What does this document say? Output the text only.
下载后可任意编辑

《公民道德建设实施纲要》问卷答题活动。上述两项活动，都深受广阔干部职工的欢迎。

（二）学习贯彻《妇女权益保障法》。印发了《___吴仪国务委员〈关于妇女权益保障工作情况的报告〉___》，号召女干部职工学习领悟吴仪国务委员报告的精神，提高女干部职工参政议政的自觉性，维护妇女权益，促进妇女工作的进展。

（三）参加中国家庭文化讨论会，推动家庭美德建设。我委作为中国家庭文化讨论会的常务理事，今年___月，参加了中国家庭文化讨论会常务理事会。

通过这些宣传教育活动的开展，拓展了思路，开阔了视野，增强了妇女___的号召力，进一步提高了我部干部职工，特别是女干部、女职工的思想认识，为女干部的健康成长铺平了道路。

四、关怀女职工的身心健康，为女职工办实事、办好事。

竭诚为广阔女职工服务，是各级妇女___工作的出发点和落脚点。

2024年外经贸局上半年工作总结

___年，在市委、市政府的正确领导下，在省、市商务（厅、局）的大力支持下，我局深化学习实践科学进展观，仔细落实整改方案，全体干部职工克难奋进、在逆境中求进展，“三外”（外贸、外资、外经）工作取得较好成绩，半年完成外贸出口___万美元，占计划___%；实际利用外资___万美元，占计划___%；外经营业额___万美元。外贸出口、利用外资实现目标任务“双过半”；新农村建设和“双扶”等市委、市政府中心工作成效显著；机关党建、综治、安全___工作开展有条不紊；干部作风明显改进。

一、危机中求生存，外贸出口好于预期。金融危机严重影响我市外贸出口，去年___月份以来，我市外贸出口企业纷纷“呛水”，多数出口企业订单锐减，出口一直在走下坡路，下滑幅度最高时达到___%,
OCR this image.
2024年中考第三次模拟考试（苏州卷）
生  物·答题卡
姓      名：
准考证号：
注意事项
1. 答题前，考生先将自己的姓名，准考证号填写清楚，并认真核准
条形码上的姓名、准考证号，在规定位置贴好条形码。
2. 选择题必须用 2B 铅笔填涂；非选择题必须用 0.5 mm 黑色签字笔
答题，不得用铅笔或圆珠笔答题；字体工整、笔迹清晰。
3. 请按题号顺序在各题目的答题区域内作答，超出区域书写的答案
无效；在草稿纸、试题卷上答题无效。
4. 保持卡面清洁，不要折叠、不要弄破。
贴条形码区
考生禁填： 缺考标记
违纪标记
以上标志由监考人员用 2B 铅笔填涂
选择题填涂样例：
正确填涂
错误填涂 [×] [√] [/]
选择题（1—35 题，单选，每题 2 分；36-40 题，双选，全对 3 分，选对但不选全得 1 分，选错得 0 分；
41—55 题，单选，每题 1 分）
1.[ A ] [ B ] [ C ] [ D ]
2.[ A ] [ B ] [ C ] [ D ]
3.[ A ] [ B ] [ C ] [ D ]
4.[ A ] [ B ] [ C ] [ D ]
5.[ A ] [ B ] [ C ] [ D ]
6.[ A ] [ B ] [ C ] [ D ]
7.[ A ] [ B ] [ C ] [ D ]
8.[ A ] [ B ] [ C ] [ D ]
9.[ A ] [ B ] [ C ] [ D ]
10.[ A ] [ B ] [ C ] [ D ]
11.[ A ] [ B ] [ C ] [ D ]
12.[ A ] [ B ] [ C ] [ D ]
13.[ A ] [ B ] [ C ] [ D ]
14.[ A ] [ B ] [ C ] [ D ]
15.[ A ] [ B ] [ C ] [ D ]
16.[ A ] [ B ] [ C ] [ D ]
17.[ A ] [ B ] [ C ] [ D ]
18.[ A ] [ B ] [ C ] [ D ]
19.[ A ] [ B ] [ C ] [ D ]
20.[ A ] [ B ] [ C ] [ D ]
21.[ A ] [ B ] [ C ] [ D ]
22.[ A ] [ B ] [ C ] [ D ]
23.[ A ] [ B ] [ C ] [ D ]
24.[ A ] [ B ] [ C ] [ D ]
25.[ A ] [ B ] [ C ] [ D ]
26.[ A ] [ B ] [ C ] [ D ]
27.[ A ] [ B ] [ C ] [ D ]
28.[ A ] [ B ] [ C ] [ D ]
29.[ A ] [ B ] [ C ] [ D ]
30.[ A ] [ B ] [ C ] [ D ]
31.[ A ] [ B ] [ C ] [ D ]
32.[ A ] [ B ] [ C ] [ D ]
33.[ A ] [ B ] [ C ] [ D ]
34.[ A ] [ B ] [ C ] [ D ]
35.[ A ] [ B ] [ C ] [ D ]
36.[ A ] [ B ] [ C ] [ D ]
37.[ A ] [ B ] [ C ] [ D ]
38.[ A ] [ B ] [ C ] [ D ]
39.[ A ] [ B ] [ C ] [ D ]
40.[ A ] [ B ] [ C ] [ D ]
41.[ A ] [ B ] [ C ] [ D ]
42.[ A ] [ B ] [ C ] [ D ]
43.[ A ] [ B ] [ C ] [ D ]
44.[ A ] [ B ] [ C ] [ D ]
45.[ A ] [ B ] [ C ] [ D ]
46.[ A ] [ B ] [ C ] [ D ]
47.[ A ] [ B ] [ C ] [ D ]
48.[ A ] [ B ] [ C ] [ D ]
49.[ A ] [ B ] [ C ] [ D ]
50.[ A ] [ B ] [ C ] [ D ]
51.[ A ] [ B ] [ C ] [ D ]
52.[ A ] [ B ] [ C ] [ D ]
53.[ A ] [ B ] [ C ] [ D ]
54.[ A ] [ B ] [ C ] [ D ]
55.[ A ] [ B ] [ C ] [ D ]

> [Prompt]:
Nothing may be left out: return each entry exactly as it reads.

> [In response]:
What does this document say? Output the text only.
下载后可任意编辑

《公民道德建设实施纲要》问卷答题活动。上述两项活动，都深受广阔干部职工的欢迎。

（二）学习贯彻《妇女权益保障法》。印发了《___吴仪国务委员〈关于妇女权益保障工作情况的报告〉___》，号召女干部职工学习领悟吴仪国务委员报告的精神，提高女干部职工参政议政的自觉性，维护妇女权益，促进妇女工作的进展。

（三）参加中国家庭文化讨论会，推动家庭美德建设。我委作为中国家庭文化讨论会的常务理事，今年___月，参加了中国家庭文化讨论会常务理事会。

通过这些宣传教育活动的开展，拓展了思路，开阔了视野，增强了妇女___的号召力，进一步提高了我部干部职工，特别是女干部、女职工的思想认识，为女干部的健康成长铺平了道路。

四、关怀女职工的身心健康，为女职工办实事、办好事。

竭诚为广阔女职工服务，是各级妇女___工作的出发点和落脚点。

2024年外经贸局上半年工作总结

___年，在市委、市政府的正确领导下，在省、市商务（厅、局）的大力支持下，我局深化学习实践科学进展观，仔细落实整改方案，全体干部职工克难奋进、在逆境中求进展，“三外”（外贸、外资、外经）工作取得较好成绩，半年完成外贸出口___万美元，占计划___%；实际利用外资___万美元，占计划___%；外经营业额___万美元。外贸出口、利用外资实现目标任务“双过半”；新农村建设和“双扶”等市委、市政府中心工作成效显著；机关党建、综治、安全___工作开展有条不紊；干部作风明显改进。

一、危机中求生存，外贸出口好于预期。金融危机严重影响我市外贸出口，去年___月份以来，我市外贸出口企业纷纷“呛水”，多数出口企业订单锐减，出口一直在走下坡路，下滑幅度最高时达到___%,
OCR this image.
2024年中考第三次模拟考试（苏州卷）
生  物·答题卡
姓      名：
准考证号：
注意事项
1. 答题前，考生先将自己的姓名，准考证号填写清楚，并认真核准
条形码上的姓名、准考证号，在规定位置贴好条形码。
2. 选择题必须用 2B 铅笔填涂；非选择题必须用 0.5 mm 黑色签字笔
答题，不得用铅笔或圆珠笔答题；字体工整、笔迹清晰。
3. 请按题号顺序在各题目的答题区域内作答，超出区域书写的答案
无效；在草稿纸、试题卷上答题无效。
4. 保持卡面清洁，不要折叠、不要弄破。
贴条形码区
考生禁填： 缺考标记
违纪标记
以上标志由监考人员用 2B 铅笔填涂
选择题填涂样例：
正确填涂
错误填涂 [×] [√] [/]
选择题（1—35 题，单选，每题 2 分；36-40 题，双选，全对 3 分，选对但不选全得 1 分，选错得 0 分；
41—55 题，单选，每题 1 分）
1.[ A ] [ B ] [ C ] [ D ]
2.[ A ] [ B ] [ C ] [ D ]
3.[ A ] [ B ] [ C ] [ D ]
4.[ A ] [ B ] [ C ] [ D ]
5.[ A ] [ B ] [ C ] [ D ]
6.[ A ] [ B ] [ C ] [ D ]
7.[ A ] [ B ] [ C ] [ D ]
8.[ A ] [ B ] [ C ] [ D ]
9.[ A ] [ B ] [ C ] [ D ]
10.[ A ] [ B ] [ C ] [ D ]
11.[ A ] [ B ] [ C ] [ D ]
12.[ A ] [ B ] [ C ] [ D ]
13.[ A ] [ B ] [ C ] [ D ]
14.[ A ] [ B ] [ C ] [ D ]
15.[ A ] [ B ] [ C ] [ D ]
16.[ A ] [ B ] [ C ] [ D ]
17.[ A ] [ B ] [ C ] [ D ]
18.[ A ] [ B ] [ C ] [ D ]
19.[ A ] [ B ] [ C ] [ D ]
20.[ A ] [ B ] [ C ] [ D ]
21.[ A ] [ B ] [ C ] [ D ]
22.[ A ] [ B ] [ C ] [ D ]
23.[ A ] [ B ] [ C ] [ D ]
24.[ A ] [ B ] [ C ] [ D ]
25.[ A ] [ B ] [ C ] [ D ]
26.[ A ] [ B ] [ C ] [ D ]
27.[ A ] [ B ] [ C ] [ D ]
28.[ A ] [ B ] [ C ] [ D ]
29.[ A ] [ B ] [ C ] [ D ]
30.[ A ] [ B ] [ C ] [ D ]
31.[ A ] [ B ] [ C ] [ D ]
32.[ A ] [ B ] [ C ] [ D ]
33.[ A ] [ B ] [ C ] [ D ]
34.[ A ] [ B ] [ C ] [ D ]
35.[ A ] [ B ] [ C ] [ D ]
36.[ A ] [ B ] [ C ] [ D ]
37.[ A ] [ B ] [ C ] [ D ]
38.[ A ] [ B ] [ C ] [ D ]
39.[ A ] [ B ] [ C ] [ D ]
40.[ A ] [ B ] [ C ] [ D ]
41.[ A ] [ B ] [ C ] [ D ]
42.[ A ] [ B ] [ C ] [ D ]
43.[ A ] [ B ] [ C ] [ D ]
44.[ A ] [ B ] [ C ] [ D ]
45.[ A ] [ B ] [ C ] [ D ]
46.[ A ] [ B ] [ C ] [ D ]
47.[ A ] [ B ] [ C ] [ D ]
48.[ A ] [ B ] [ C ] [ D ]
49.[ A ] [ B ] [ C ] [ D ]
50.[ A ] [ B ] [ C ] [ D ]
51.[ A ] [ B ] [ C ] [ D ]
52.[ A ] [ B ] [ C ] [ D ]
53.[ A ] [ B ] [ C ] [ D ]
54.[ A ] [ B ] [ C ] [ D ]
55.[ A ] [ B ] [ C ] [ D ]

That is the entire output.